§ **DATA FOR PROCESSING**
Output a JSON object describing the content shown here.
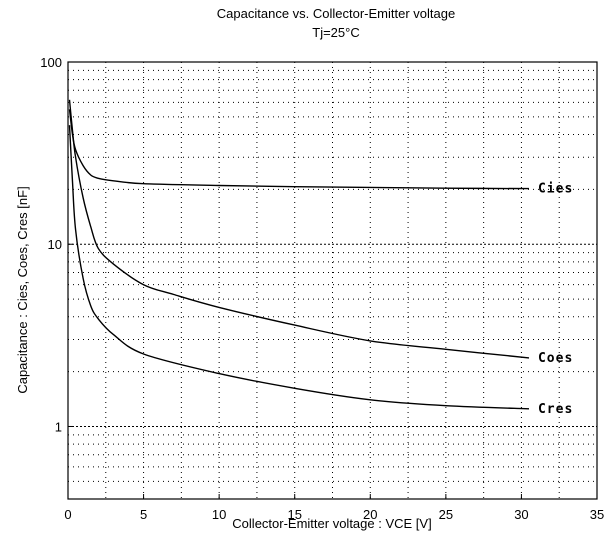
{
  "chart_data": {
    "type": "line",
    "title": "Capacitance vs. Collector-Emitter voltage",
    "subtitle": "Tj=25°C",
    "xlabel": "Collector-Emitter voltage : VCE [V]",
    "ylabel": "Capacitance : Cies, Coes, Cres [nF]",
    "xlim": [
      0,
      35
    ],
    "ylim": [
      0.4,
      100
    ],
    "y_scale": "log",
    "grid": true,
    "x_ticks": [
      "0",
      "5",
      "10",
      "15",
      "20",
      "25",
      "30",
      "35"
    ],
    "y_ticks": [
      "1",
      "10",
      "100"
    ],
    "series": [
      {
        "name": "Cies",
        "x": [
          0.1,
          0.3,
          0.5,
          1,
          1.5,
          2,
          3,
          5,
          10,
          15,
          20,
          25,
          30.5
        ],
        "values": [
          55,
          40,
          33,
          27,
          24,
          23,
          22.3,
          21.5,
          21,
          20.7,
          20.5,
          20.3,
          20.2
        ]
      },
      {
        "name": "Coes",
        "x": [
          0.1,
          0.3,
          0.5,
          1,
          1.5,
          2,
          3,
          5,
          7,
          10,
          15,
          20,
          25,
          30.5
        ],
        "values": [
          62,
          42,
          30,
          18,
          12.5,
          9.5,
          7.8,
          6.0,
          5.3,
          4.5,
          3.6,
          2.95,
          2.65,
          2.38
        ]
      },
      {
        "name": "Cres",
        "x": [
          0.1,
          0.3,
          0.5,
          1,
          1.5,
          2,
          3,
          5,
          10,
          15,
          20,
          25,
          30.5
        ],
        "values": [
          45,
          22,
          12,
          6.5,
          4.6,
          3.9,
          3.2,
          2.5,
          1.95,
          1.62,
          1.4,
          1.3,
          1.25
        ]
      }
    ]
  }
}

* * *

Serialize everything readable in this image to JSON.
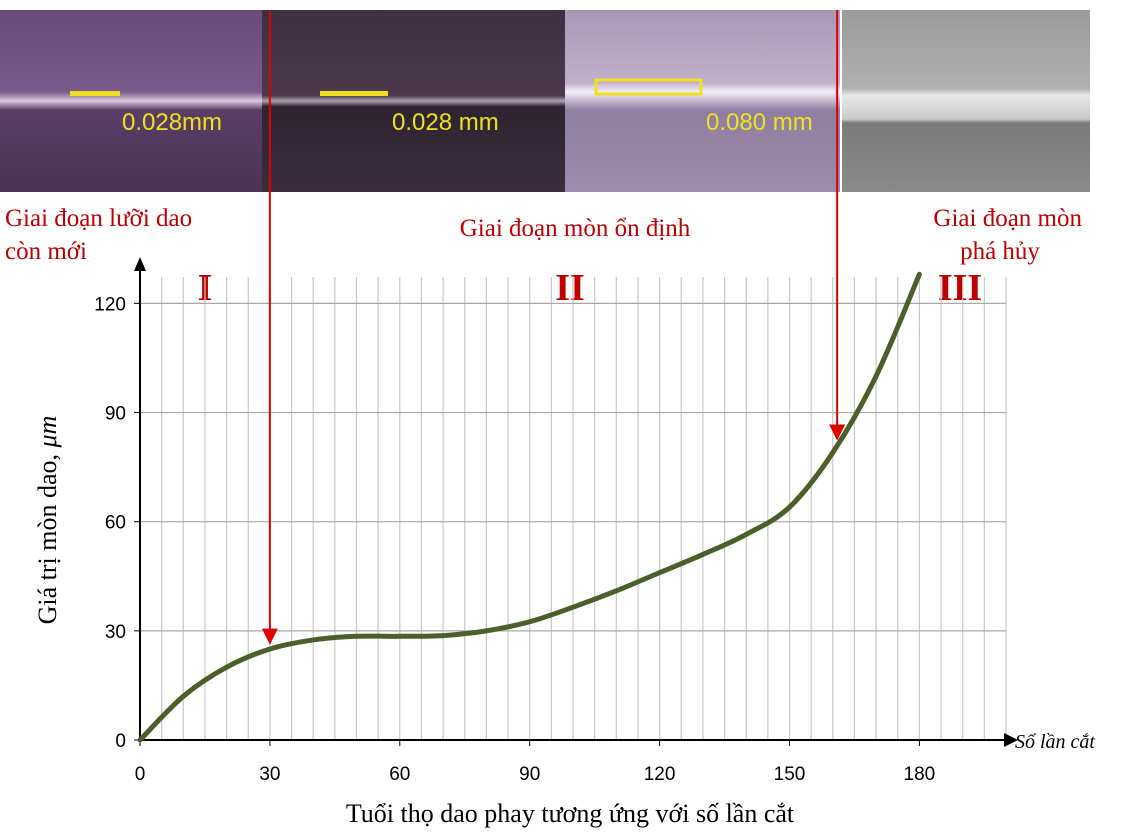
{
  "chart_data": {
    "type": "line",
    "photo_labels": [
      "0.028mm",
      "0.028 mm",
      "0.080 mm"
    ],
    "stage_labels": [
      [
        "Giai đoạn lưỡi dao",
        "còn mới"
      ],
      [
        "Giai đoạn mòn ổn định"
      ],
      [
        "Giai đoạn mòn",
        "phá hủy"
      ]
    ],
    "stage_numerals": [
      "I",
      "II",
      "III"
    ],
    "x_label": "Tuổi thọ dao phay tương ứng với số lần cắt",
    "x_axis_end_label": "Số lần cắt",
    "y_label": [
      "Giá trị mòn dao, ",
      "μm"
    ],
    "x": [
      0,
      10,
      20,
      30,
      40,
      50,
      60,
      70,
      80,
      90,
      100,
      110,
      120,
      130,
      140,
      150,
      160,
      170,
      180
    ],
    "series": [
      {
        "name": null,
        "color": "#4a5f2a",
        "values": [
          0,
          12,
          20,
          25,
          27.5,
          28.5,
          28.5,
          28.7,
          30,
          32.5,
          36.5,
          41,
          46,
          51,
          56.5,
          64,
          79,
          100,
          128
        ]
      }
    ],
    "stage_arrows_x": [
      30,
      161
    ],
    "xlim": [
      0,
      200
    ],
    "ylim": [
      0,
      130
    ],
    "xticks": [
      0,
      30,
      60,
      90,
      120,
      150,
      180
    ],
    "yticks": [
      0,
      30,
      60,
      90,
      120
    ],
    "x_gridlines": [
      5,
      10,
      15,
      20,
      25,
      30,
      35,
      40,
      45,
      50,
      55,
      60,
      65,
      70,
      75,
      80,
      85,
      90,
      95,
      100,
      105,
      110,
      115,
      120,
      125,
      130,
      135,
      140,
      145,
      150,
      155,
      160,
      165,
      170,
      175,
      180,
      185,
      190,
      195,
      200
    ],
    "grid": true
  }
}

--

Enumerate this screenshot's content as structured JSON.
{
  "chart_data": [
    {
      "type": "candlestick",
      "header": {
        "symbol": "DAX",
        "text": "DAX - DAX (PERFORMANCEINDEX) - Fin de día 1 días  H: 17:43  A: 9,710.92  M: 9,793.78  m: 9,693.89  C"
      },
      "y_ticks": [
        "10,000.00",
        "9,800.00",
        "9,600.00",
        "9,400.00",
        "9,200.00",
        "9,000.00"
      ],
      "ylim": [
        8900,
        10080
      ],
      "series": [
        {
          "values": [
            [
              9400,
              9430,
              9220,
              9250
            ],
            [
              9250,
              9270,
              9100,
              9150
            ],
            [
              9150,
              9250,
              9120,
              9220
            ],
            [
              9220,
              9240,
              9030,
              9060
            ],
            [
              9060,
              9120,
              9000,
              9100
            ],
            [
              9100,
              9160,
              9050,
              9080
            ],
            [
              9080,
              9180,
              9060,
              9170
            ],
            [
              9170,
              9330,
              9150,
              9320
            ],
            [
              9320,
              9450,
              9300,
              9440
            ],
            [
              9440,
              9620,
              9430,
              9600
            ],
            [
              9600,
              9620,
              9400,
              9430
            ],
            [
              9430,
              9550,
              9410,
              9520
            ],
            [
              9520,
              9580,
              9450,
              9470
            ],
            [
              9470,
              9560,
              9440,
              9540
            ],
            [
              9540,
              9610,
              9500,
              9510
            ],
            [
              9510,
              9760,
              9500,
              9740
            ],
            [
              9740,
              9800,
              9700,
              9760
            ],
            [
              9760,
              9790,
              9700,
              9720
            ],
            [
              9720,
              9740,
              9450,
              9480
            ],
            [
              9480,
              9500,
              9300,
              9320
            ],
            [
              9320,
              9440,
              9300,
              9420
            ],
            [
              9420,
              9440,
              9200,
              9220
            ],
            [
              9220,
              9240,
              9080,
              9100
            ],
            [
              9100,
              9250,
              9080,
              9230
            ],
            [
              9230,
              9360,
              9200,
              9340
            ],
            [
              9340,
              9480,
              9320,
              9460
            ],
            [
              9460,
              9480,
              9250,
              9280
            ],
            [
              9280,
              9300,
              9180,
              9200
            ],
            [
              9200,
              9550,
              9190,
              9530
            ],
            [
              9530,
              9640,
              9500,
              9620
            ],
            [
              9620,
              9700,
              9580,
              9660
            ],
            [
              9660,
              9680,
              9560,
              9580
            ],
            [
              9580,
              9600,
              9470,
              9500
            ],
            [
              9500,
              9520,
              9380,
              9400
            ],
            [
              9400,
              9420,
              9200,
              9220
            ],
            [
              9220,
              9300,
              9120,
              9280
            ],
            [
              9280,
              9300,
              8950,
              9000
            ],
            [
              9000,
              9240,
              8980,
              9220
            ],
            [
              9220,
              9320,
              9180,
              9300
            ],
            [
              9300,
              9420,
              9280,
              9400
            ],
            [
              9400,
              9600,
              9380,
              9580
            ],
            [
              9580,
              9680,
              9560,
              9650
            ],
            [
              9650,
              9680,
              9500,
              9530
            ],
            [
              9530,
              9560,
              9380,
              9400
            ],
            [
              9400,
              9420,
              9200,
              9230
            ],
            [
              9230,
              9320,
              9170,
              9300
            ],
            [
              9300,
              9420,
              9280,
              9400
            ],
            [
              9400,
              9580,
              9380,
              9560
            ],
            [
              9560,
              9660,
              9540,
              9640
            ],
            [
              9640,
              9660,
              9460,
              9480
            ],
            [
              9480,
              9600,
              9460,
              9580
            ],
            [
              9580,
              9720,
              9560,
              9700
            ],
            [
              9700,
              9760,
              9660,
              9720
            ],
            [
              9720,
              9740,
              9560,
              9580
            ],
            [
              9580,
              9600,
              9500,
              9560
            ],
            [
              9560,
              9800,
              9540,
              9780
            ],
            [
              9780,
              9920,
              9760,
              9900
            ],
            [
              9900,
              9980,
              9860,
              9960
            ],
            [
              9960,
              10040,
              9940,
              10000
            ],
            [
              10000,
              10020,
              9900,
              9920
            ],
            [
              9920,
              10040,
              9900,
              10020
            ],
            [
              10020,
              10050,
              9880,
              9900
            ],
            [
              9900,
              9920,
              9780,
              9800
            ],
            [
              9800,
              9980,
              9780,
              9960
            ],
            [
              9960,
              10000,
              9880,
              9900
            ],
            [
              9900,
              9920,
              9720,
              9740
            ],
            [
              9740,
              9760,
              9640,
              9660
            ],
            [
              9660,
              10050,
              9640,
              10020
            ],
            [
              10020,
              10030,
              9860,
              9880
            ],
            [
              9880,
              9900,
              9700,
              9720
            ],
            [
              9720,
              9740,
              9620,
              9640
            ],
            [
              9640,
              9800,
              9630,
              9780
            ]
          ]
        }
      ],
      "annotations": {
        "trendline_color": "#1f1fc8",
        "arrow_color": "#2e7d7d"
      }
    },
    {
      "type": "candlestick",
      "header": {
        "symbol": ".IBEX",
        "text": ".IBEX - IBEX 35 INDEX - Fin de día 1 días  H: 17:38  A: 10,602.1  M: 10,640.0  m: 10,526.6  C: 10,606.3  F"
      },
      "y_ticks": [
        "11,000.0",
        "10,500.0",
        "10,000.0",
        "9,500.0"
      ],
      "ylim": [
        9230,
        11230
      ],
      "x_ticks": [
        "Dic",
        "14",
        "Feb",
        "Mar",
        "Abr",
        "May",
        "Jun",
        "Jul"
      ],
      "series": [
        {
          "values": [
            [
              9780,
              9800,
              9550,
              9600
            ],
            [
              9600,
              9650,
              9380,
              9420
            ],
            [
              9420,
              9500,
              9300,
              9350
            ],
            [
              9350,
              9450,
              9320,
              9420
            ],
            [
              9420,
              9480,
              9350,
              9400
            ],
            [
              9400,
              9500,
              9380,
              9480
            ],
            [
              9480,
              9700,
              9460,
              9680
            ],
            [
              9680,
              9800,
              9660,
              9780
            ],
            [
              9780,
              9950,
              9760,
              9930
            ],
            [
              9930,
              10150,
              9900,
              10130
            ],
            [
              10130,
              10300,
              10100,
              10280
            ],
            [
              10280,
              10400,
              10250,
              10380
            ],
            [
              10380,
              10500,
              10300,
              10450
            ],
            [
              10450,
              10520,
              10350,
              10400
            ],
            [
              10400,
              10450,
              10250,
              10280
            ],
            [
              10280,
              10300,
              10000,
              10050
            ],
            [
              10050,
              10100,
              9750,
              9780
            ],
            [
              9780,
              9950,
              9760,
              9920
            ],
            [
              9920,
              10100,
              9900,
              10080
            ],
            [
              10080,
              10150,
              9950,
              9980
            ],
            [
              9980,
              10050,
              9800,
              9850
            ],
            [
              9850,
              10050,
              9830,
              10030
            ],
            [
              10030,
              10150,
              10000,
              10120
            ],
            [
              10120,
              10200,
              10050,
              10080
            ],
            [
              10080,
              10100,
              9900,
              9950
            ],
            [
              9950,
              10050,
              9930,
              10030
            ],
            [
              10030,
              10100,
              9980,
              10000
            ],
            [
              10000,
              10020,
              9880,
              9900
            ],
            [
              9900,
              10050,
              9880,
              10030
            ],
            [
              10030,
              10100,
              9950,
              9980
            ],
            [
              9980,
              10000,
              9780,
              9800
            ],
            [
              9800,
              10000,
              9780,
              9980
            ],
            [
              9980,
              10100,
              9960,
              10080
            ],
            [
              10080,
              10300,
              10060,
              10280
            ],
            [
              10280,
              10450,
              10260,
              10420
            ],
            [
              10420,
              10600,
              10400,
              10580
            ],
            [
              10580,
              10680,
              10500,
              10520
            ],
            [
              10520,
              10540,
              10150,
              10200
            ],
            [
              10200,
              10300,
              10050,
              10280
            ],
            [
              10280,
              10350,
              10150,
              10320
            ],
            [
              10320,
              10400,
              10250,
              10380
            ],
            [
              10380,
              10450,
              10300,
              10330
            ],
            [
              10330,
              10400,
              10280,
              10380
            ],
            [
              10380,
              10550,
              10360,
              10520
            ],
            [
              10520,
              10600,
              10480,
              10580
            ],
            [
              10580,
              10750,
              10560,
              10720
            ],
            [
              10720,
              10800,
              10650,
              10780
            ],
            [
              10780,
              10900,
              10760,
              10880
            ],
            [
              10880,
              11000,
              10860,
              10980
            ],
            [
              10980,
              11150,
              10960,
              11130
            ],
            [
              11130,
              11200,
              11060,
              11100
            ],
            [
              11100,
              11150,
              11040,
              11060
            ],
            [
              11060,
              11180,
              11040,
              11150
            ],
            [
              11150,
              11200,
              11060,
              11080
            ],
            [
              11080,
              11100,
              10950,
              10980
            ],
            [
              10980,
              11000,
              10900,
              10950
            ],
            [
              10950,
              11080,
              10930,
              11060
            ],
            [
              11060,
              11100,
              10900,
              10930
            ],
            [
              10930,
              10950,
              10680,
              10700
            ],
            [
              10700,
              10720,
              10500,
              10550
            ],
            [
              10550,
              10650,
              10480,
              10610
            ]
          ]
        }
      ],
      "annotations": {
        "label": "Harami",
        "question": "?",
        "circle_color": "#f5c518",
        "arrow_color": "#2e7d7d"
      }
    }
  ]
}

§ **DIRECTIONS**
Look through the data and show every line containing "Cies".

§ **SOLUTION**
    "ylabel": "Capacitance : Cies, Coes, Cres [nF]",
        "name": "Cies",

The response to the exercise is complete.